• EXERCISE DIRECTIONS:
Write out the data below in full. Keep it exact.

• DATASET EXCERPTS:
** start **

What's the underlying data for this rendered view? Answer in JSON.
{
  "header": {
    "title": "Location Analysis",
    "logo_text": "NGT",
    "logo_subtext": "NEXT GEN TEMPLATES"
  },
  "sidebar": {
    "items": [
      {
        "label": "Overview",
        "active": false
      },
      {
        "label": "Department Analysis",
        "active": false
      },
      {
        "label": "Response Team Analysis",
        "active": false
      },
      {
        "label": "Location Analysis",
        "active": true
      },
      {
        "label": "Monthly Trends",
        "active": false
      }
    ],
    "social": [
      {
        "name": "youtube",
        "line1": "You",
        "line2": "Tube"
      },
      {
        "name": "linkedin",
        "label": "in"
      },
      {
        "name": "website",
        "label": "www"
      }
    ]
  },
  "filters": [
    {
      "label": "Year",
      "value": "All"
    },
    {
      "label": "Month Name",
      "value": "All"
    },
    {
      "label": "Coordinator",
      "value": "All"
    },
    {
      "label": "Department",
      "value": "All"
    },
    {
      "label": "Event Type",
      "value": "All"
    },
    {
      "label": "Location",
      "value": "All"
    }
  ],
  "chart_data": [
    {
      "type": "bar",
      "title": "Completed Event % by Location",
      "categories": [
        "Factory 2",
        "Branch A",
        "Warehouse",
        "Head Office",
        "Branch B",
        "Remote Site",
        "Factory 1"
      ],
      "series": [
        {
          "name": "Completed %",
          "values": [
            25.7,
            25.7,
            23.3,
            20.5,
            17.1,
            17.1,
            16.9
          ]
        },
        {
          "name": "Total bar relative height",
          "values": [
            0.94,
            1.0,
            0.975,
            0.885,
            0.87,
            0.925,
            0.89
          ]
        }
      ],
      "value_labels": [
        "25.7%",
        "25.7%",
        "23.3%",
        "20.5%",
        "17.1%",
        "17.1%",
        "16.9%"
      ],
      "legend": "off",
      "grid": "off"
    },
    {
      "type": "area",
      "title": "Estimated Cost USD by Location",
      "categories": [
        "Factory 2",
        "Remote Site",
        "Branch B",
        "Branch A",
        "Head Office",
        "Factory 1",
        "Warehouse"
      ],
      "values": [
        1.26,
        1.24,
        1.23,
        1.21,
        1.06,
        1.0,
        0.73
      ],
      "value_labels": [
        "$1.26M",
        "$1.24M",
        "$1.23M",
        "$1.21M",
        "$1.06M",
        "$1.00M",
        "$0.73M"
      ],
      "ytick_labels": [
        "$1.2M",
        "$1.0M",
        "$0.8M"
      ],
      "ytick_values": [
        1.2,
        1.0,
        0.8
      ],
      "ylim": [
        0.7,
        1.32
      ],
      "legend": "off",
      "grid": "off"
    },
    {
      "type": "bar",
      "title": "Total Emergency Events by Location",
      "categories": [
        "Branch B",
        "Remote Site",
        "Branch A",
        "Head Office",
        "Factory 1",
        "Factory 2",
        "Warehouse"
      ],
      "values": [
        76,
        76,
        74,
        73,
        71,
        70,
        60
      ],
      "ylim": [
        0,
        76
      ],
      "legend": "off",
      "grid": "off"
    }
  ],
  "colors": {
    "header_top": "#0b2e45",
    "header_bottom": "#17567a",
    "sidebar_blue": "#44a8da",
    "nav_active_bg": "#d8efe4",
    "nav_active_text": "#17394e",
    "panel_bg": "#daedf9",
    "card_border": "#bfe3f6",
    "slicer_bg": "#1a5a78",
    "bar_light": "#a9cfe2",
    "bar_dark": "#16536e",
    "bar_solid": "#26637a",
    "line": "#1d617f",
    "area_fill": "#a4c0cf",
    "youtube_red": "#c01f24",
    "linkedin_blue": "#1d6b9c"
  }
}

** end **

• TASK RESULT:
What's the underlying data for this rendered view? Answer in JSON.
{
  "header": {
    "title": "Location Analysis",
    "logo_text": "NGT",
    "logo_subtext": "NEXT GEN TEMPLATES"
  },
  "sidebar": {
    "items": [
      {
        "label": "Overview",
        "active": false
      },
      {
        "label": "Department Analysis",
        "active": false
      },
      {
        "label": "Response Team Analysis",
        "active": false
      },
      {
        "label": "Location Analysis",
        "active": true
      },
      {
        "label": "Monthly Trends",
        "active": false
      }
    ],
    "social": [
      {
        "name": "youtube",
        "line1": "You",
        "line2": "Tube"
      },
      {
        "name": "linkedin",
        "label": "in"
      },
      {
        "name": "website",
        "label": "www"
      }
    ]
  },
  "filters": [
    {
      "label": "Year",
      "value": "All"
    },
    {
      "label": "Month Name",
      "value": "All"
    },
    {
      "label": "Coordinator",
      "value": "All"
    },
    {
      "label": "Department",
      "value": "All"
    },
    {
      "label": "Event Type",
      "value": "All"
    },
    {
      "label": "Location",
      "value": "All"
    }
  ],
  "chart_data": [
    {
      "type": "bar",
      "title": "Completed Event % by Location",
      "categories": [
        "Factory 2",
        "Branch A",
        "Warehouse",
        "Head Office",
        "Branch B",
        "Remote Site",
        "Factory 1"
      ],
      "series": [
        {
          "name": "Completed %",
          "values": [
            25.7,
            25.7,
            23.3,
            20.5,
            17.1,
            17.1,
            16.9
          ]
        },
        {
          "name": "Total bar relative height",
          "values": [
            0.94,
            1.0,
            0.975,
            0.885,
            0.87,
            0.925,
            0.89
          ]
        }
      ],
      "value_labels": [
        "25.7%",
        "25.7%",
        "23.3%",
        "20.5%",
        "17.1%",
        "17.1%",
        "16.9%"
      ],
      "legend": "off",
      "grid": "off"
    },
    {
      "type": "area",
      "title": "Estimated Cost USD by Location",
      "categories": [
        "Factory 2",
        "Remote Site",
        "Branch B",
        "Branch A",
        "Head Office",
        "Factory 1",
        "Warehouse"
      ],
      "values": [
        1.26,
        1.24,
        1.23,
        1.21,
        1.06,
        1.0,
        0.73
      ],
      "value_labels": [
        "$1.26M",
        "$1.24M",
        "$1.23M",
        "$1.21M",
        "$1.06M",
        "$1.00M",
        "$0.73M"
      ],
      "ytick_labels": [
        "$1.2M",
        "$1.0M",
        "$0.8M"
      ],
      "ytick_values": [
        1.2,
        1.0,
        0.8
      ],
      "ylim": [
        0.7,
        1.32
      ],
      "legend": "off",
      "grid": "off"
    },
    {
      "type": "bar",
      "title": "Total Emergency Events by Location",
      "categories": [
        "Branch B",
        "Remote Site",
        "Branch A",
        "Head Office",
        "Factory 1",
        "Factory 2",
        "Warehouse"
      ],
      "values": [
        76,
        76,
        74,
        73,
        71,
        70,
        60
      ],
      "ylim": [
        0,
        76
      ],
      "legend": "off",
      "grid": "off"
    }
  ],
  "colors": {
    "header_top": "#0b2e45",
    "header_bottom": "#17567a",
    "sidebar_blue": "#44a8da",
    "nav_active_bg": "#d8efe4",
    "nav_active_text": "#17394e",
    "panel_bg": "#daedf9",
    "card_border": "#bfe3f6",
    "slicer_bg": "#1a5a78",
    "bar_light": "#a9cfe2",
    "bar_dark": "#16536e",
    "bar_solid": "#26637a",
    "line": "#1d617f",
    "area_fill": "#a4c0cf",
    "youtube_red": "#c01f24",
    "linkedin_blue": "#1d6b9c"
  }
}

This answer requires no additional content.